#### 出典 ####

日産自動車が外国人技能実習生45人に国へ届け出た計画と異なる作業をさせていたことが6日、分かった。同社によると、技能実習に必要な時間に満たない作業しかしていない実習生も約150人いる可能性があるという。同社は技能実習適正化法違反の疑いがあるとして、同日中に国の監督機関「外国人技能実習機構」(東京・港)に報告する予定。
5月には三菱自動車でフィリピン人の技能実習生に実習計画に該当しない仕事をさせていたことが判明している。

日産によると、45人はインドネシア人が41人、フィリピン人が4人で、横浜工場(横浜市)と追浜工場(神奈川県)で計画外の作業をしていた。車のバンパーを作る「プラスチック成形」の技能を学ぶ実習生にバンパーの塗装をさせていた事例などがあった。同日までに作業内容を是正した。

栃木工場(栃木県)やいわき工場(福島県)など4カ所の生産拠点でも計約150人の実習生が、技能実習をするために国が規定している作業を十分にせず実習をしていた可能性が高いという。
日産は「制度について現場が十分理解していなかったとみられる。今後、コンプライアンス(法令順守)の徹底に努める」と話している。
(日本経済新聞 6月6日)

#### 記録一覧 ####

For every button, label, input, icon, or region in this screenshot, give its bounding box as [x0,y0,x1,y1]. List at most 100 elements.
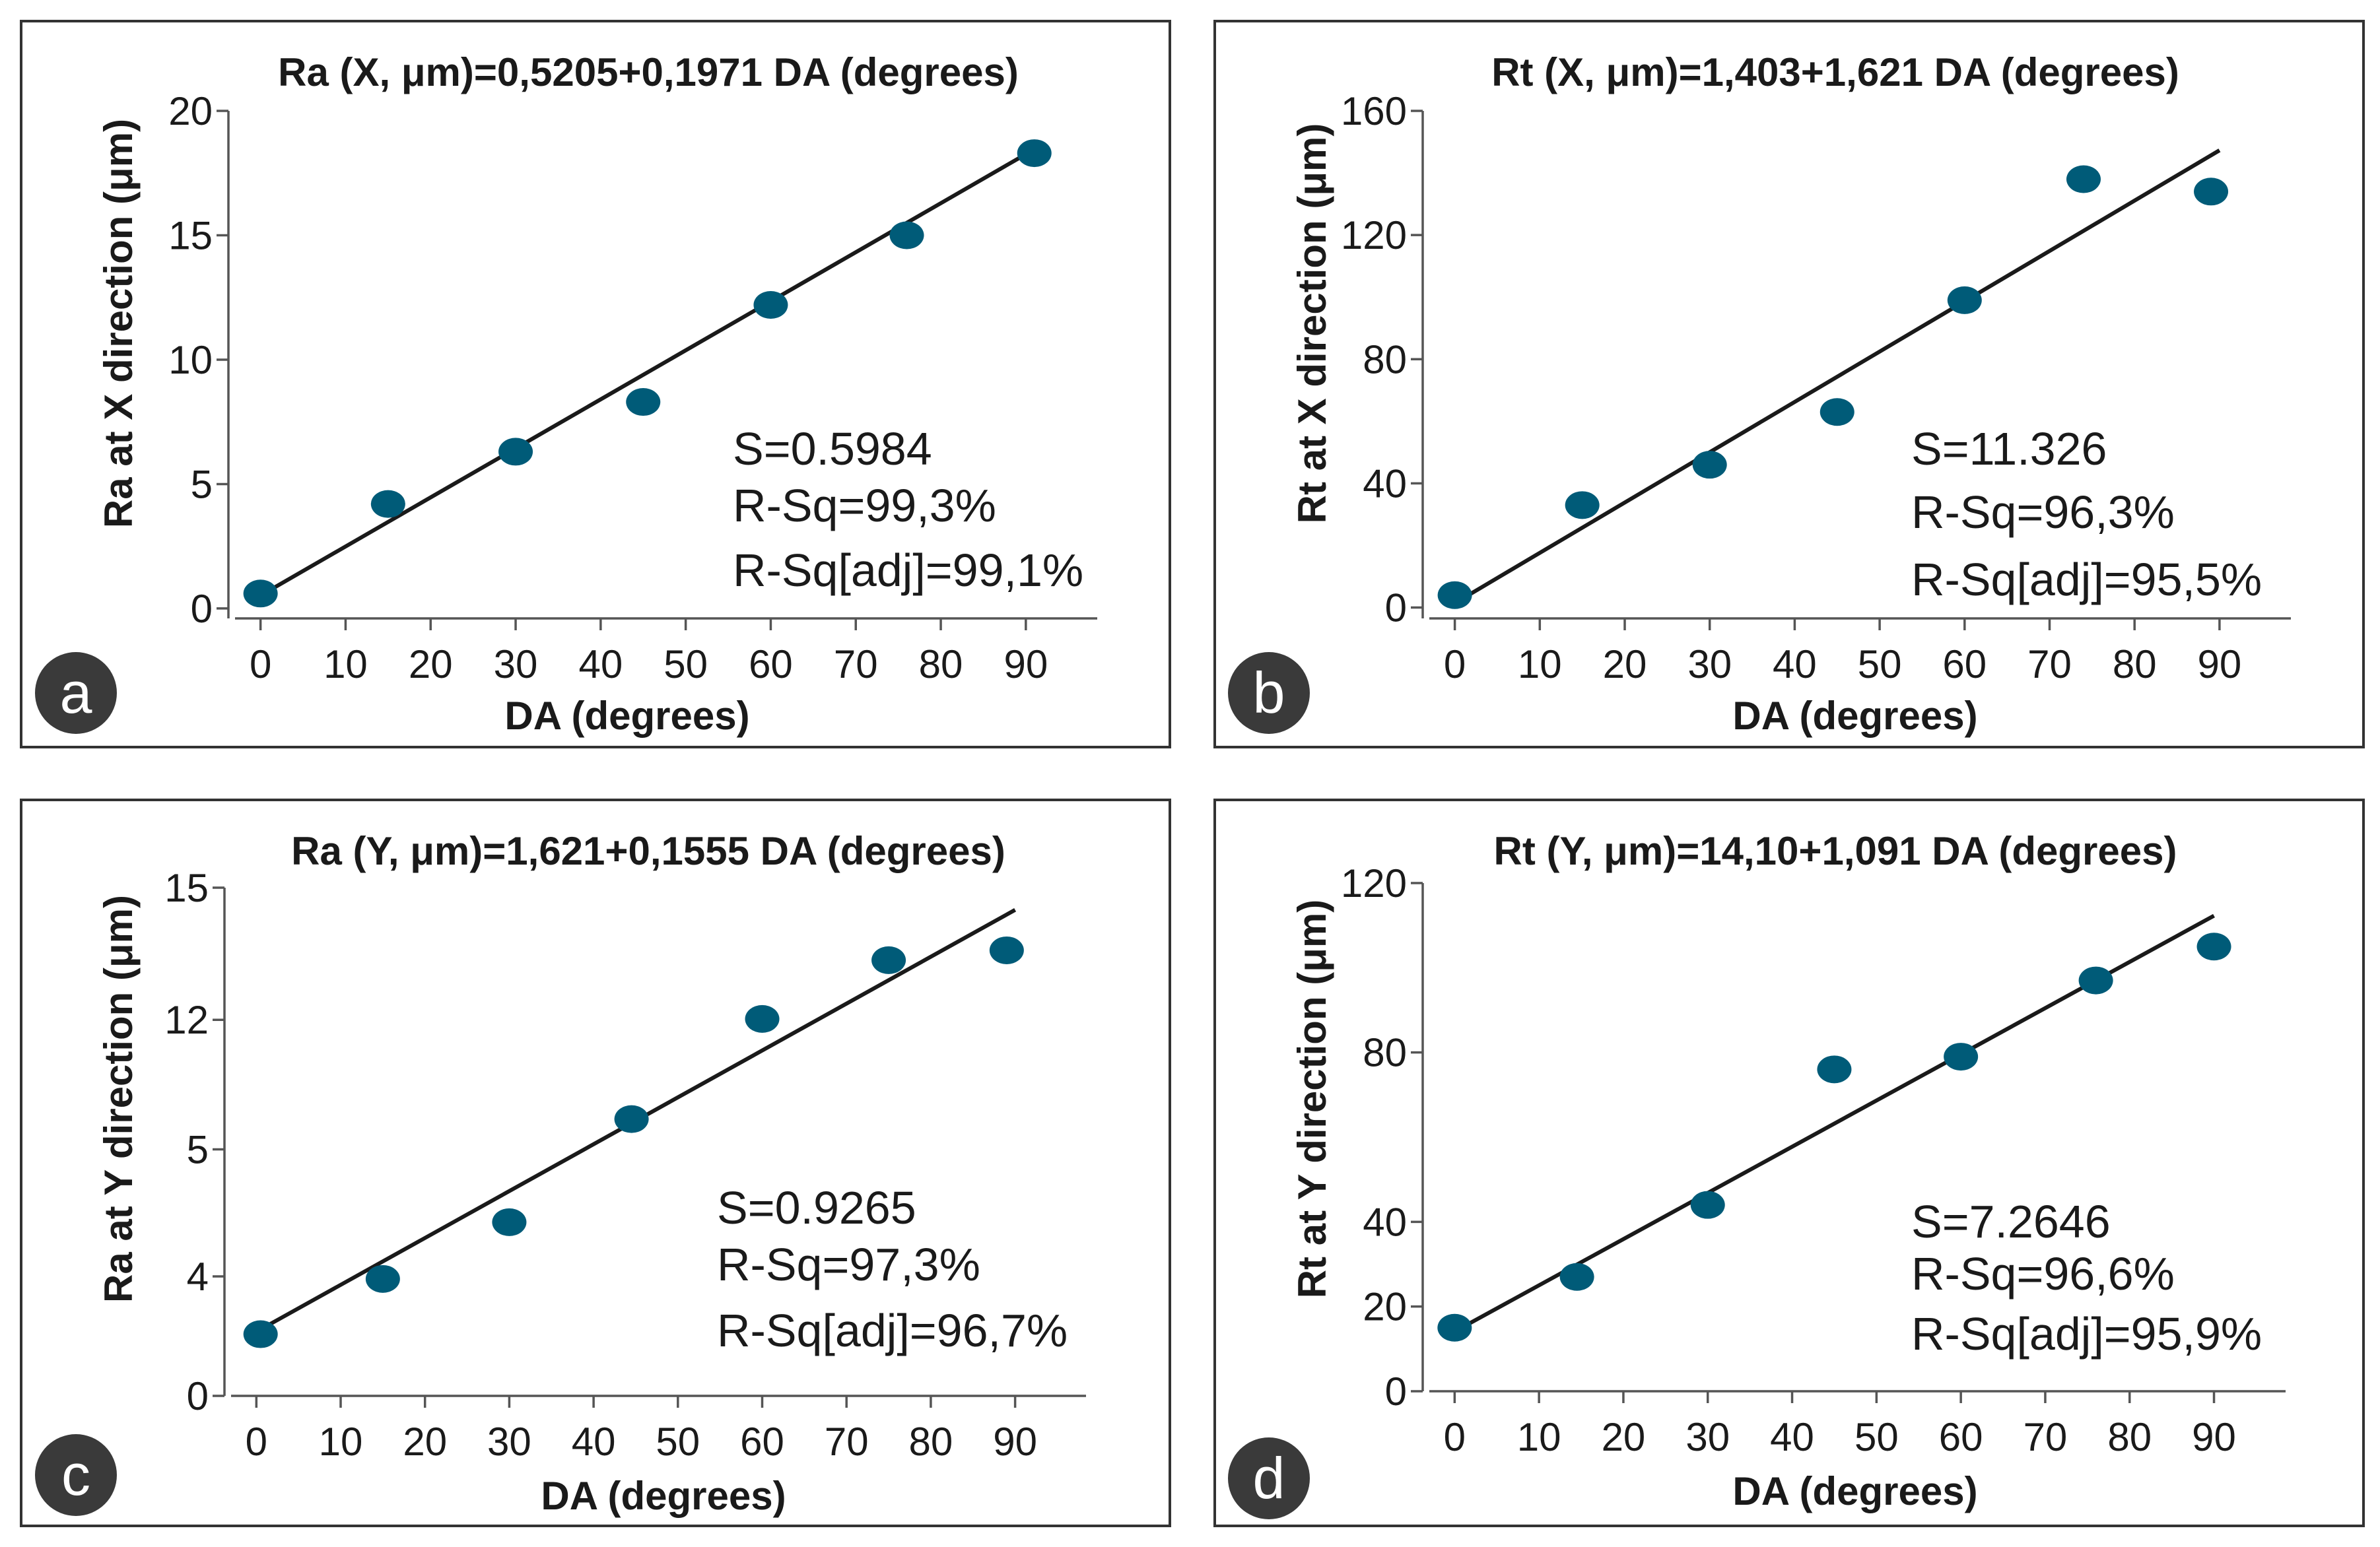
panel-c-title: Ra (Y, μm)=1,621+0,1555 DA (degrees) [291,829,1005,873]
data-point [1944,1043,1979,1071]
panel-d-y-ticks: 0 20 40 80 120 [1341,861,1423,1414]
panel-d-badge [1228,1437,1310,1519]
panel-b: Rt (X, μm)=1,403+1,621 DA (degrees) Rt a… [1213,20,2365,748]
data-point [498,438,533,466]
panel-c-stat-rsq: R-Sq=97,3% [717,1239,980,1290]
x-tick-label: 40 [578,642,623,686]
data-point [2196,933,2231,961]
y-tick-label: 10 [168,338,213,382]
data-point [1947,286,1982,314]
x-tick-label: 30 [494,642,538,686]
x-tick-label: 50 [663,642,708,686]
panel-c-letter: c [61,1442,90,1507]
data-point [2078,966,2113,995]
y-tick-label: 0 [1385,1369,1407,1414]
y-tick-label: 40 [1363,1200,1407,1244]
x-tick-label: 80 [919,642,963,686]
panel-d-stat-s: S=7.2646 [1911,1196,2111,1247]
panel-b-x-ticks: 0 10 20 30 40 50 60 70 80 90 [1444,618,2241,686]
panel-d: Rt (Y, μm)=14,10+1,091 DA (degrees) Rt a… [1213,799,2365,1527]
x-tick-label: 10 [1517,1415,1561,1459]
data-point [1690,1191,1725,1219]
x-tick-label: 80 [2107,1415,2152,1459]
panel-a-letter: a [60,660,92,725]
y-tick-label: 80 [1363,337,1407,381]
panel-b-frame [1213,20,2365,748]
y-tick-label: 12 [164,998,209,1042]
data-point [365,1265,400,1293]
x-tick-label: 20 [1603,642,1647,686]
panel-d-points [1437,933,2231,1342]
panel-b-title: Rt (X, μm)=1,403+1,621 DA (degrees) [1491,50,2179,94]
panel-c-frame [20,799,1171,1527]
x-tick-label: 80 [2113,642,2157,686]
panel-b-points [1437,165,2229,609]
panel-a-x-ticks: 0 10 20 30 40 50 60 70 80 90 [250,618,1048,686]
x-tick-label: 10 [319,1420,363,1464]
data-point [1565,491,1600,519]
x-tick-label: 0 [1444,1415,1466,1459]
panel-d-ylabel: Rt at Y direction (μm) [1290,900,1334,1299]
x-tick-label: 50 [656,1420,700,1464]
y-tick-label: 5 [187,1128,209,1172]
x-tick-label: 60 [749,642,793,686]
panel-c-ylabel: Ra at Y direction (μm) [96,895,141,1303]
x-tick-label: 20 [1602,1415,1646,1459]
data-point [1017,139,1052,168]
y-tick-label: 120 [1341,213,1407,257]
x-tick-label: 60 [1942,642,1987,686]
data-point [2194,178,2229,206]
y-tick-label: 0 [191,587,213,631]
panel-a-title: Ra (X, μm)=0,5205+0,1971 DA (degrees) [278,50,1019,94]
x-tick-label: 10 [323,642,368,686]
data-point [1559,1263,1594,1291]
y-tick-label: 5 [191,462,213,506]
panel-b-y-ticks: 0 40 80 120 160 [1341,89,1423,630]
data-point [614,1105,649,1133]
data-point [1692,451,1727,479]
x-tick-label: 20 [403,1420,447,1464]
panel-b-stat-rsq: R-Sq=96,3% [1911,486,2175,538]
panel-a-badge [35,652,117,734]
panel-b-stat-rsq-adj: R-Sq[adj]=95,5% [1911,554,2262,605]
y-tick-label: 0 [1385,586,1407,630]
x-tick-label: 30 [1685,1415,1730,1459]
data-point [243,579,278,608]
panel-c-points [243,936,1024,1348]
y-tick-label: 0 [187,1374,209,1418]
panel-a-stat-rsq: R-Sq=99,3% [733,480,996,531]
panel-a-ylabel: Ra at X direction (μm) [96,119,141,528]
y-tick-label: 40 [1363,461,1407,506]
data-point [1819,398,1854,426]
fit-line [1454,148,2221,605]
x-tick-label: 70 [2027,642,2072,686]
y-tick-label: 80 [1363,1031,1407,1075]
panel-b-badge [1228,652,1310,734]
data-point [370,490,405,518]
panel-a-y-ticks: 0 5 10 15 20 [168,89,228,631]
panel-c: Ra (Y, μm)=1,621+0,1555 DA (degrees) Ra … [20,799,1171,1527]
x-tick-label: 80 [909,1420,953,1464]
panel-c-x-ticks: 0 10 20 30 40 50 60 70 80 90 [246,1396,1037,1464]
data-point [1437,1313,1472,1342]
panel-b-letter: b [1253,660,1285,725]
panel-c-badge [35,1434,117,1516]
panel-a-points [243,139,1052,608]
x-tick-label: 90 [1003,642,1048,686]
data-point [989,936,1024,964]
x-tick-label: 0 [246,1420,267,1464]
panel-c-xlabel: DA (degrees) [541,1474,786,1518]
x-tick-label: 70 [825,1420,869,1464]
x-tick-label: 50 [1858,642,1902,686]
x-tick-label: 40 [1773,642,1817,686]
y-tick-label: 4 [187,1255,209,1299]
data-point [2066,165,2101,193]
x-tick-label: 90 [2198,642,2242,686]
x-tick-label: 40 [572,1420,616,1464]
panel-c-y-ticks: 0 4 5 12 15 [164,866,224,1418]
y-tick-label: 15 [164,866,209,910]
x-tick-label: 90 [2192,1415,2236,1459]
y-tick-label: 120 [1341,861,1407,905]
data-point [492,1208,527,1236]
x-tick-label: 30 [487,1420,531,1464]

####

課題文:
日産自動車の技能実習生をめぐる記事について、本文の最後の文に続く内容を書いてください。

出力結果:
骨太の方針に外国人技能実習生の受け入れ拡大が盛り込まれるというニュースと歩調を合わせるように、技能実習適正化法違反に関するニュースも出はじめた。あらためて制度運用の健全化を図る目的で摘発されているのかどうか。
真意はわからないが、法令遵守を徹底させるには、違反事例を発表して罰則を適用する手段が効果的だ。技能実習生の受け入れ先の多くは、技能移転による国際貢献に取り組む余裕などない。人手不足対策に必死なのである。
受け入れ先にとって実習生の就労は“実習”でなく、あくまで”労働“という感覚なのだが、労働であるだけに実習計画に含まれていない作業も命じてしまうのだ。配属先の職場で制度のもつ制約について周知徹底させても、ついつい実習計画外の作業も指示して、なし崩しになってしまうのだろう。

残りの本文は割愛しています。